▶ PROBLEM:
Pick out the lines in the listing below that contain the word "Poll" and copy them.

▶ Data entries:

>> BEGIN

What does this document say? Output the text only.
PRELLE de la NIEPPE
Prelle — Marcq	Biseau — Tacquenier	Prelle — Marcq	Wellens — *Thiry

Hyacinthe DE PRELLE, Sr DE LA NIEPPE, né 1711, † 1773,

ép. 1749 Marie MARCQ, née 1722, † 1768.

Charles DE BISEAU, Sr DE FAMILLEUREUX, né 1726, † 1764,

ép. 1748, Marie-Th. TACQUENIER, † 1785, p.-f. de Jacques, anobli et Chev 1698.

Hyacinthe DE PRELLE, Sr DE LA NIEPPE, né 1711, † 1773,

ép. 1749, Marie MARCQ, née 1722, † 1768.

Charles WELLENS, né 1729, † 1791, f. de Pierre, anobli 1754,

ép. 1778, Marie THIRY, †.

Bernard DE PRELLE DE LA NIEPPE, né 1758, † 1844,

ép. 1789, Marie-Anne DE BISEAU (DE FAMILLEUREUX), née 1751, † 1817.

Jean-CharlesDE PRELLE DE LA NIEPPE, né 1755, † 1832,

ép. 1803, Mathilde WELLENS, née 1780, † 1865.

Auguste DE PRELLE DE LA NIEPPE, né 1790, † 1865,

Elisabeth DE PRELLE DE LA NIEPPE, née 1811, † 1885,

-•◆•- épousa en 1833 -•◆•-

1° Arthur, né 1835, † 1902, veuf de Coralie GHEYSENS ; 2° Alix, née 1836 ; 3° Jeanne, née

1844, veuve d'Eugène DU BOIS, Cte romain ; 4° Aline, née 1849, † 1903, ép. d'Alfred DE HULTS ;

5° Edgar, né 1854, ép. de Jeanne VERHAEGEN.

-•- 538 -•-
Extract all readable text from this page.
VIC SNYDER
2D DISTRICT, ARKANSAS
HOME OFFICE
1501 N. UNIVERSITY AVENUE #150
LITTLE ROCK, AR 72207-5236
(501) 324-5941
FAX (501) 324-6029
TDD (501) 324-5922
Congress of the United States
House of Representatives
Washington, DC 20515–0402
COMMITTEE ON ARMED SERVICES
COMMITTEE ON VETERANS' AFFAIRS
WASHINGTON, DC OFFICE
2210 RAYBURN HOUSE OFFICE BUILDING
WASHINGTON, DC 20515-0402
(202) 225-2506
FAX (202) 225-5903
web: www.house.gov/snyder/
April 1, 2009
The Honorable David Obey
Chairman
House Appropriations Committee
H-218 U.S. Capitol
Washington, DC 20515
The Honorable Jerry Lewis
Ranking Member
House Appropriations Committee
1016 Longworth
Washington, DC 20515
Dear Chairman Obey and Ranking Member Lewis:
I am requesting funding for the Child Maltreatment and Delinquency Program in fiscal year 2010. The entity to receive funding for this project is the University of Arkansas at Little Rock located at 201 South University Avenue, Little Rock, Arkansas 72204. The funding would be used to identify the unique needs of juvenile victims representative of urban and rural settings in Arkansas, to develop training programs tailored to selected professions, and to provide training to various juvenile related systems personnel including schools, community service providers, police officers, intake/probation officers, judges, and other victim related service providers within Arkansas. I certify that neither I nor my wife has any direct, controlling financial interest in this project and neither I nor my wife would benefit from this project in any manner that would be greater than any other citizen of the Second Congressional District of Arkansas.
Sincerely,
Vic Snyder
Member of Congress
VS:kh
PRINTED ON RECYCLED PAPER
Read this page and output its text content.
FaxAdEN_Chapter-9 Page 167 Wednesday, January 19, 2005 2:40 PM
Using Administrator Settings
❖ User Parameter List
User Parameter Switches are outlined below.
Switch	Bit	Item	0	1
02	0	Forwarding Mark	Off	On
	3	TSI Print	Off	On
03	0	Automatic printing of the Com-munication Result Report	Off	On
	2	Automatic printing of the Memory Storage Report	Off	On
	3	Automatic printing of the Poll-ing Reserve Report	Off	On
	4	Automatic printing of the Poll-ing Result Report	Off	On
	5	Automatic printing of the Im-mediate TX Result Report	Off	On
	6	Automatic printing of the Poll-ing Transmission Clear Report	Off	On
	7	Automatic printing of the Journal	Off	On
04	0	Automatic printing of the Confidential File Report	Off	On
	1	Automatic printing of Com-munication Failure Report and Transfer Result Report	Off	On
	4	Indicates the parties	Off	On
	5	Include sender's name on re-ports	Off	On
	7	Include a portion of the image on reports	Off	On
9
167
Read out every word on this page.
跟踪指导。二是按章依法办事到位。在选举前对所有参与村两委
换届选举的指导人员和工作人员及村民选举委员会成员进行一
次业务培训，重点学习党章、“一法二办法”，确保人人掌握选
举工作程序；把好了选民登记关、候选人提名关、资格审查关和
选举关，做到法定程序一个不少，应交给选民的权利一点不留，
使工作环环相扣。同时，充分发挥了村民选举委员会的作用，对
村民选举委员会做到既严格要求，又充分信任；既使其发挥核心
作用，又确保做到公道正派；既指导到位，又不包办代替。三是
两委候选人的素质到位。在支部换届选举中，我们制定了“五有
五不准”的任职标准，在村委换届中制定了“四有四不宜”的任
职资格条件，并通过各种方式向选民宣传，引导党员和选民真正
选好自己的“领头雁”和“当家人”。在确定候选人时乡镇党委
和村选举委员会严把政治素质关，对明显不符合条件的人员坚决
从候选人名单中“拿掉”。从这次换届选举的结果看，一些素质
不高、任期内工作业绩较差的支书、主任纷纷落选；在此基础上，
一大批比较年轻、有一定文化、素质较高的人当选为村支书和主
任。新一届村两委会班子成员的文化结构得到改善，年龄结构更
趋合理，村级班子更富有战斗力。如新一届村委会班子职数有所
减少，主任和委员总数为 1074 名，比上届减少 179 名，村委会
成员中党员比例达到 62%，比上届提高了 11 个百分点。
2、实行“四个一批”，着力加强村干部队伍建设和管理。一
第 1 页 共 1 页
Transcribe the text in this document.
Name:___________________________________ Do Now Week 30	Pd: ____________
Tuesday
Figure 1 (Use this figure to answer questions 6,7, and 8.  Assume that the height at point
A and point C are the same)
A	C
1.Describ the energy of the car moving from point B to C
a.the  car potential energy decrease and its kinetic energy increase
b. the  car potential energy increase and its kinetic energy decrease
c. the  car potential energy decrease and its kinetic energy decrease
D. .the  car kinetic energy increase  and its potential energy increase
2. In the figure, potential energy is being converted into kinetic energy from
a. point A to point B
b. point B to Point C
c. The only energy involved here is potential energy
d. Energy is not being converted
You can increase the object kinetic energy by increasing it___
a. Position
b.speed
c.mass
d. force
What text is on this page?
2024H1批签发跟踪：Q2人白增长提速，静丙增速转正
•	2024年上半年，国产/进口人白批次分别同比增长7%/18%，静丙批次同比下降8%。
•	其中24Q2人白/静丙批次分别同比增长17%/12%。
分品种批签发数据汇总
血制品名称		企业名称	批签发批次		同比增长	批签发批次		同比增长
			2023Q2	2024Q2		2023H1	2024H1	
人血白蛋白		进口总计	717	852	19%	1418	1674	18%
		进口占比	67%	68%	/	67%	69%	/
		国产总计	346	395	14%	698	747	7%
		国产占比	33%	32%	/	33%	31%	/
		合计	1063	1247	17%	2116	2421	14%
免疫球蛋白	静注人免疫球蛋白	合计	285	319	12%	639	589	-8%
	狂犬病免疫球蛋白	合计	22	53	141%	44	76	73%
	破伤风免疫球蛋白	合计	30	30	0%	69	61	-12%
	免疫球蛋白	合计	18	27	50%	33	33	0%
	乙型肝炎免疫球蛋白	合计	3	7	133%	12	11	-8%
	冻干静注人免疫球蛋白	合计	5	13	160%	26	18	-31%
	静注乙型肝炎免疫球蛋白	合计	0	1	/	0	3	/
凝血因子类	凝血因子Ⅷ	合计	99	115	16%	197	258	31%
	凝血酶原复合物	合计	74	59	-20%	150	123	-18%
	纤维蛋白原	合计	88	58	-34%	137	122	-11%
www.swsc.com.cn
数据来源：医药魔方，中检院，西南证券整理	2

>> END

▶ ANSWER TO THIS EXERCISE:
	3	Automatic printing of the Poll-ing Reserve Report	Off	On
	4	Automatic printing of the Poll-ing Result Report	Off	On
	6	Automatic printing of the Poll-ing Transmission Clear Report	Off	On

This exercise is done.